● What you are asked to do: Which lines in the records below contain the word "ylabel"? Copy each of them.

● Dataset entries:
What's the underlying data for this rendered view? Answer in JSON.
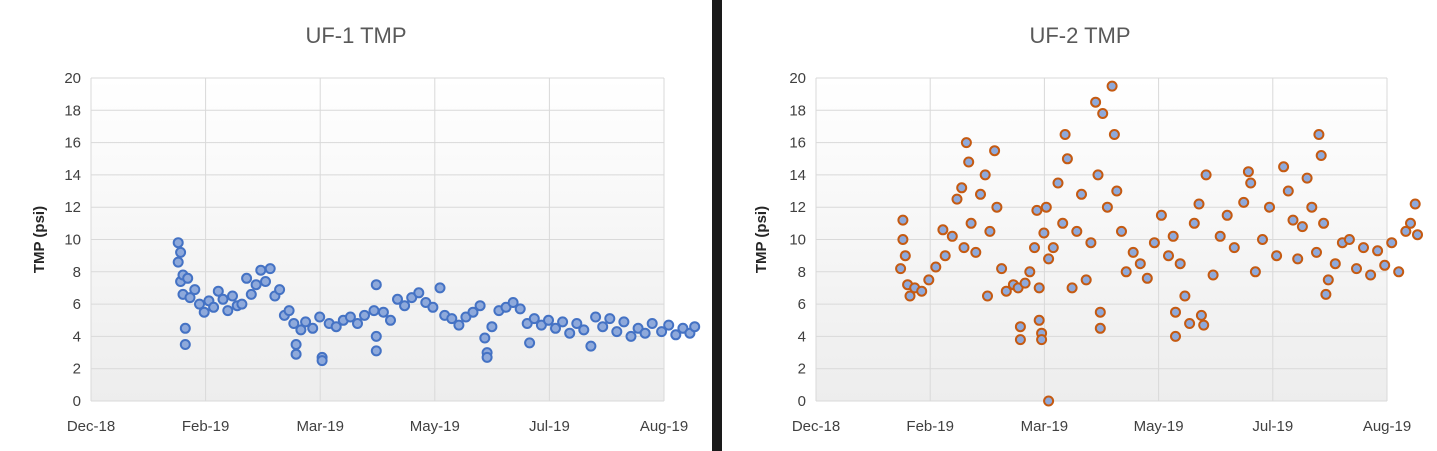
{
  "chart_data": [
    {
      "type": "scatter",
      "title": "UF-1 TMP",
      "xlabel": "",
      "ylabel": "TMP (psi)",
      "ylim": [
        0,
        20
      ],
      "yticks": [
        "0",
        "2",
        "4",
        "6",
        "8",
        "10",
        "12",
        "14",
        "16",
        "18",
        "20"
      ],
      "xlim": [
        "2018-12-01",
        "2019-08-01"
      ],
      "xticks": [
        "Dec-18",
        "Feb-19",
        "Mar-19",
        "May-19",
        "Jul-19",
        "Aug-19"
      ],
      "grid": true,
      "marker_fill": "#8EA9DB",
      "marker_stroke": "#4472C4",
      "points": [
        [
          "2019-01-07",
          9.8
        ],
        [
          "2019-01-07",
          8.6
        ],
        [
          "2019-01-08",
          9.2
        ],
        [
          "2019-01-08",
          7.4
        ],
        [
          "2019-01-09",
          7.8
        ],
        [
          "2019-01-09",
          6.6
        ],
        [
          "2019-01-10",
          3.5
        ],
        [
          "2019-01-10",
          4.5
        ],
        [
          "2019-01-11",
          7.6
        ],
        [
          "2019-01-12",
          6.4
        ],
        [
          "2019-01-14",
          6.9
        ],
        [
          "2019-01-16",
          6.0
        ],
        [
          "2019-01-18",
          5.5
        ],
        [
          "2019-01-20",
          6.2
        ],
        [
          "2019-01-22",
          5.8
        ],
        [
          "2019-01-24",
          6.8
        ],
        [
          "2019-01-26",
          6.3
        ],
        [
          "2019-01-28",
          5.6
        ],
        [
          "2019-01-30",
          6.5
        ],
        [
          "2019-02-01",
          5.9
        ],
        [
          "2019-02-03",
          6.0
        ],
        [
          "2019-02-05",
          7.6
        ],
        [
          "2019-02-07",
          6.6
        ],
        [
          "2019-02-09",
          7.2
        ],
        [
          "2019-02-11",
          8.1
        ],
        [
          "2019-02-13",
          7.4
        ],
        [
          "2019-02-15",
          8.2
        ],
        [
          "2019-02-17",
          6.5
        ],
        [
          "2019-02-19",
          6.9
        ],
        [
          "2019-02-21",
          5.3
        ],
        [
          "2019-02-23",
          5.6
        ],
        [
          "2019-02-25",
          4.8
        ],
        [
          "2019-02-26",
          3.5
        ],
        [
          "2019-02-26",
          2.9
        ],
        [
          "2019-02-28",
          4.4
        ],
        [
          "2019-03-02",
          4.9
        ],
        [
          "2019-03-05",
          4.5
        ],
        [
          "2019-03-08",
          5.2
        ],
        [
          "2019-03-09",
          2.7
        ],
        [
          "2019-03-09",
          2.5
        ],
        [
          "2019-03-12",
          4.8
        ],
        [
          "2019-03-15",
          4.6
        ],
        [
          "2019-03-18",
          5.0
        ],
        [
          "2019-03-21",
          5.2
        ],
        [
          "2019-03-24",
          4.8
        ],
        [
          "2019-03-27",
          5.3
        ],
        [
          "2019-03-31",
          5.6
        ],
        [
          "2019-04-01",
          3.1
        ],
        [
          "2019-04-01",
          4.0
        ],
        [
          "2019-04-01",
          7.2
        ],
        [
          "2019-04-04",
          5.5
        ],
        [
          "2019-04-07",
          5.0
        ],
        [
          "2019-04-10",
          6.3
        ],
        [
          "2019-04-13",
          5.9
        ],
        [
          "2019-04-16",
          6.4
        ],
        [
          "2019-04-19",
          6.7
        ],
        [
          "2019-04-22",
          6.1
        ],
        [
          "2019-04-25",
          5.8
        ],
        [
          "2019-04-28",
          7.0
        ],
        [
          "2019-04-30",
          5.3
        ],
        [
          "2019-05-03",
          5.1
        ],
        [
          "2019-05-06",
          4.7
        ],
        [
          "2019-05-09",
          5.2
        ],
        [
          "2019-05-12",
          5.5
        ],
        [
          "2019-05-15",
          5.9
        ],
        [
          "2019-05-17",
          3.9
        ],
        [
          "2019-05-18",
          3.0
        ],
        [
          "2019-05-18",
          2.7
        ],
        [
          "2019-05-20",
          4.6
        ],
        [
          "2019-05-23",
          5.6
        ],
        [
          "2019-05-26",
          5.8
        ],
        [
          "2019-05-29",
          6.1
        ],
        [
          "2019-06-01",
          5.7
        ],
        [
          "2019-06-04",
          4.8
        ],
        [
          "2019-06-05",
          3.6
        ],
        [
          "2019-06-07",
          5.1
        ],
        [
          "2019-06-10",
          4.7
        ],
        [
          "2019-06-13",
          5.0
        ],
        [
          "2019-06-16",
          4.5
        ],
        [
          "2019-06-19",
          4.9
        ],
        [
          "2019-06-22",
          4.2
        ],
        [
          "2019-06-25",
          4.8
        ],
        [
          "2019-06-28",
          4.4
        ],
        [
          "2019-07-01",
          3.4
        ],
        [
          "2019-07-03",
          5.2
        ],
        [
          "2019-07-06",
          4.6
        ],
        [
          "2019-07-09",
          5.1
        ],
        [
          "2019-07-12",
          4.3
        ],
        [
          "2019-07-15",
          4.9
        ],
        [
          "2019-07-18",
          4.0
        ],
        [
          "2019-07-21",
          4.5
        ],
        [
          "2019-07-24",
          4.2
        ],
        [
          "2019-07-27",
          4.8
        ],
        [
          "2019-07-31",
          4.3
        ],
        [
          "2019-08-03",
          4.7
        ],
        [
          "2019-08-06",
          4.1
        ],
        [
          "2019-08-09",
          4.5
        ],
        [
          "2019-08-12",
          4.2
        ],
        [
          "2019-08-14",
          4.6
        ]
      ]
    },
    {
      "type": "scatter",
      "title": "UF-2 TMP",
      "xlabel": "",
      "ylabel": "TMP (psi)",
      "ylim": [
        0,
        20
      ],
      "yticks": [
        "0",
        "2",
        "4",
        "6",
        "8",
        "10",
        "12",
        "14",
        "16",
        "18",
        "20"
      ],
      "xlim": [
        "2018-12-01",
        "2019-08-01"
      ],
      "xticks": [
        "Dec-18",
        "Feb-19",
        "Mar-19",
        "May-19",
        "Jul-19",
        "Aug-19"
      ],
      "grid": true,
      "marker_fill": "#8EA9DB",
      "marker_stroke": "#C55A11",
      "points": [
        [
          "2019-01-06",
          8.2
        ],
        [
          "2019-01-07",
          11.2
        ],
        [
          "2019-01-07",
          10.0
        ],
        [
          "2019-01-08",
          9.0
        ],
        [
          "2019-01-09",
          7.2
        ],
        [
          "2019-01-10",
          6.5
        ],
        [
          "2019-01-12",
          7.0
        ],
        [
          "2019-01-15",
          6.8
        ],
        [
          "2019-01-18",
          7.5
        ],
        [
          "2019-01-21",
          8.3
        ],
        [
          "2019-01-24",
          10.6
        ],
        [
          "2019-01-25",
          9.0
        ],
        [
          "2019-01-28",
          10.2
        ],
        [
          "2019-01-30",
          12.5
        ],
        [
          "2019-02-01",
          13.2
        ],
        [
          "2019-02-02",
          9.5
        ],
        [
          "2019-02-03",
          16.0
        ],
        [
          "2019-02-04",
          14.8
        ],
        [
          "2019-02-05",
          11.0
        ],
        [
          "2019-02-07",
          9.2
        ],
        [
          "2019-02-09",
          12.8
        ],
        [
          "2019-02-11",
          14.0
        ],
        [
          "2019-02-12",
          6.5
        ],
        [
          "2019-02-13",
          10.5
        ],
        [
          "2019-02-15",
          15.5
        ],
        [
          "2019-02-16",
          12.0
        ],
        [
          "2019-02-18",
          8.2
        ],
        [
          "2019-02-20",
          6.8
        ],
        [
          "2019-02-23",
          7.2
        ],
        [
          "2019-02-25",
          7.0
        ],
        [
          "2019-02-26",
          4.6
        ],
        [
          "2019-02-26",
          3.8
        ],
        [
          "2019-02-28",
          7.3
        ],
        [
          "2019-03-02",
          8.0
        ],
        [
          "2019-03-04",
          9.5
        ],
        [
          "2019-03-05",
          11.8
        ],
        [
          "2019-03-06",
          7.0
        ],
        [
          "2019-03-06",
          5.0
        ],
        [
          "2019-03-07",
          4.2
        ],
        [
          "2019-03-07",
          3.8
        ],
        [
          "2019-03-08",
          10.4
        ],
        [
          "2019-03-09",
          12.0
        ],
        [
          "2019-03-10",
          8.8
        ],
        [
          "2019-03-10",
          0.0
        ],
        [
          "2019-03-12",
          9.5
        ],
        [
          "2019-03-14",
          13.5
        ],
        [
          "2019-03-16",
          11.0
        ],
        [
          "2019-03-17",
          16.5
        ],
        [
          "2019-03-18",
          15.0
        ],
        [
          "2019-03-20",
          7.0
        ],
        [
          "2019-03-22",
          10.5
        ],
        [
          "2019-03-24",
          12.8
        ],
        [
          "2019-03-26",
          7.5
        ],
        [
          "2019-03-28",
          9.8
        ],
        [
          "2019-03-30",
          18.5
        ],
        [
          "2019-03-31",
          14.0
        ],
        [
          "2019-04-01",
          5.5
        ],
        [
          "2019-04-01",
          4.5
        ],
        [
          "2019-04-02",
          17.8
        ],
        [
          "2019-04-04",
          12.0
        ],
        [
          "2019-04-06",
          19.5
        ],
        [
          "2019-04-07",
          16.5
        ],
        [
          "2019-04-08",
          13.0
        ],
        [
          "2019-04-10",
          10.5
        ],
        [
          "2019-04-12",
          8.0
        ],
        [
          "2019-04-15",
          9.2
        ],
        [
          "2019-04-18",
          8.5
        ],
        [
          "2019-04-21",
          7.6
        ],
        [
          "2019-04-24",
          9.8
        ],
        [
          "2019-04-27",
          11.5
        ],
        [
          "2019-04-30",
          9.0
        ],
        [
          "2019-05-02",
          10.2
        ],
        [
          "2019-05-03",
          5.5
        ],
        [
          "2019-05-03",
          4.0
        ],
        [
          "2019-05-05",
          8.5
        ],
        [
          "2019-05-07",
          6.5
        ],
        [
          "2019-05-09",
          4.8
        ],
        [
          "2019-05-11",
          11.0
        ],
        [
          "2019-05-13",
          12.2
        ],
        [
          "2019-05-14",
          5.3
        ],
        [
          "2019-05-15",
          4.7
        ],
        [
          "2019-05-16",
          14.0
        ],
        [
          "2019-05-19",
          7.8
        ],
        [
          "2019-05-22",
          10.2
        ],
        [
          "2019-05-25",
          11.5
        ],
        [
          "2019-05-28",
          9.5
        ],
        [
          "2019-06-01",
          12.3
        ],
        [
          "2019-06-03",
          14.2
        ],
        [
          "2019-06-04",
          13.5
        ],
        [
          "2019-06-06",
          8.0
        ],
        [
          "2019-06-09",
          10.0
        ],
        [
          "2019-06-12",
          12.0
        ],
        [
          "2019-06-15",
          9.0
        ],
        [
          "2019-06-18",
          14.5
        ],
        [
          "2019-06-20",
          13.0
        ],
        [
          "2019-06-22",
          11.2
        ],
        [
          "2019-06-24",
          8.8
        ],
        [
          "2019-06-26",
          10.8
        ],
        [
          "2019-06-28",
          13.8
        ],
        [
          "2019-06-30",
          12.0
        ],
        [
          "2019-07-02",
          9.2
        ],
        [
          "2019-07-03",
          16.5
        ],
        [
          "2019-07-04",
          15.2
        ],
        [
          "2019-07-05",
          11.0
        ],
        [
          "2019-07-06",
          6.6
        ],
        [
          "2019-07-07",
          7.5
        ],
        [
          "2019-07-10",
          8.5
        ],
        [
          "2019-07-13",
          9.8
        ],
        [
          "2019-07-16",
          10.0
        ],
        [
          "2019-07-19",
          8.2
        ],
        [
          "2019-07-22",
          9.5
        ],
        [
          "2019-07-25",
          7.8
        ],
        [
          "2019-07-28",
          9.3
        ],
        [
          "2019-07-31",
          8.4
        ],
        [
          "2019-08-03",
          9.8
        ],
        [
          "2019-08-06",
          8.0
        ],
        [
          "2019-08-09",
          10.5
        ],
        [
          "2019-08-11",
          11.0
        ],
        [
          "2019-08-13",
          12.2
        ],
        [
          "2019-08-14",
          10.3
        ]
      ]
    }
  ]
}
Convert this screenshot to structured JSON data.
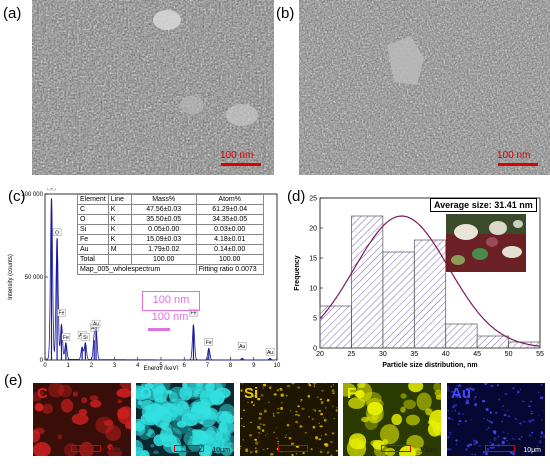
{
  "panels": {
    "a": "(a)",
    "b": "(b)",
    "c": "(c)",
    "d": "(d)",
    "e": "(e)"
  },
  "sem": {
    "scale_label": "100 nm"
  },
  "eds_table": {
    "headers": [
      "Element",
      "Line",
      "Mass%",
      "Atom%"
    ],
    "rows": [
      [
        "C",
        "K",
        "47.56±0.03",
        "61.29±0.04"
      ],
      [
        "O",
        "K",
        "35.50±0.05",
        "34.35±0.05"
      ],
      [
        "Si",
        "K",
        "0.05±0.00",
        "0.03±0.00"
      ],
      [
        "Fe",
        "K",
        "15.09±0.03",
        "4.18±0.01"
      ],
      [
        "Au",
        "M",
        "1.79±0.02",
        "0.14±0.00"
      ],
      [
        "Total",
        "",
        "100.00",
        "100.00"
      ]
    ],
    "footer_left": "Map_005_wholespectrum",
    "footer_right": "Fitting ratio 0.0073"
  },
  "eds_overlay": {
    "scale_top": "100 nm",
    "scale_bottom": "100 nm"
  },
  "chart_data": [
    {
      "type": "line",
      "xlabel": "Energy (keV)",
      "ylabel": "Intensity (counts)",
      "xlim": [
        0,
        10
      ],
      "ylim": [
        0,
        100000
      ],
      "x_ticks": [
        "0",
        "1",
        "2",
        "3",
        "4",
        "5",
        "6",
        "7",
        "8",
        "9",
        "10"
      ],
      "y_ticks": [
        "0",
        "50 000",
        "100 000"
      ],
      "peaks": [
        {
          "label": "C",
          "x": 0.28,
          "y": 97000
        },
        {
          "label": "O",
          "x": 0.52,
          "y": 73000
        },
        {
          "label": "Fe",
          "x": 0.71,
          "y": 21000
        },
        {
          "label": "Fe",
          "x": 0.9,
          "y": 10000
        },
        {
          "label": "Au",
          "x": 1.6,
          "y": 7500
        },
        {
          "label": "Si",
          "x": 1.74,
          "y": 10000
        },
        {
          "label": "Au",
          "x": 2.12,
          "y": 12000
        },
        {
          "label": "Au",
          "x": 2.2,
          "y": 18000
        },
        {
          "label": "Fe",
          "x": 6.4,
          "y": 21000
        },
        {
          "label": "Fe",
          "x": 7.06,
          "y": 7000
        },
        {
          "label": "Au",
          "x": 8.5,
          "y": 1000
        },
        {
          "label": "Au",
          "x": 9.7,
          "y": 1000
        }
      ]
    },
    {
      "type": "bar",
      "xlabel": "Particle size distribution, nm",
      "ylabel": "Frequency",
      "annotation": "Average size: 31.41 nm",
      "xlim": [
        20,
        55
      ],
      "ylim": [
        0,
        25
      ],
      "x_ticks": [
        "20",
        "25",
        "30",
        "35",
        "40",
        "45",
        "50",
        "55"
      ],
      "y_ticks": [
        "0",
        "5",
        "10",
        "15",
        "20",
        "25"
      ],
      "bins": [
        {
          "from": 20,
          "to": 25,
          "value": 7
        },
        {
          "from": 25,
          "to": 30,
          "value": 22
        },
        {
          "from": 30,
          "to": 35,
          "value": 16
        },
        {
          "from": 35,
          "to": 40,
          "value": 18
        },
        {
          "from": 40,
          "to": 45,
          "value": 4
        },
        {
          "from": 45,
          "to": 50,
          "value": 2
        },
        {
          "from": 50,
          "to": 55,
          "value": 1
        }
      ],
      "fit_curve": {
        "type": "gaussian",
        "peak_x": 33,
        "peak_y": 22,
        "sigma": 7.5
      }
    }
  ],
  "maps": [
    {
      "label": "C",
      "color": "#d42020",
      "bg": "#3a0e08",
      "scale": "10μm"
    },
    {
      "label": "O",
      "color": "#32e0e0",
      "bg": "#0a2830",
      "scale": "10μm"
    },
    {
      "label": "Si",
      "color": "#e8c800",
      "bg": "#1e1600",
      "scale": "10μm"
    },
    {
      "label": "Fe",
      "color": "#e8f000",
      "bg": "#2a3a00",
      "scale": "10μm"
    },
    {
      "label": "Au",
      "color": "#4848ff",
      "bg": "#070733",
      "scale": "10μm"
    }
  ]
}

● Response below:
      "ylabel": "TMP (psi)",
      "ylabel": "TMP (psi)",
      "ylabel": "Intensity (counts)",
      "ylabel": "Frequency",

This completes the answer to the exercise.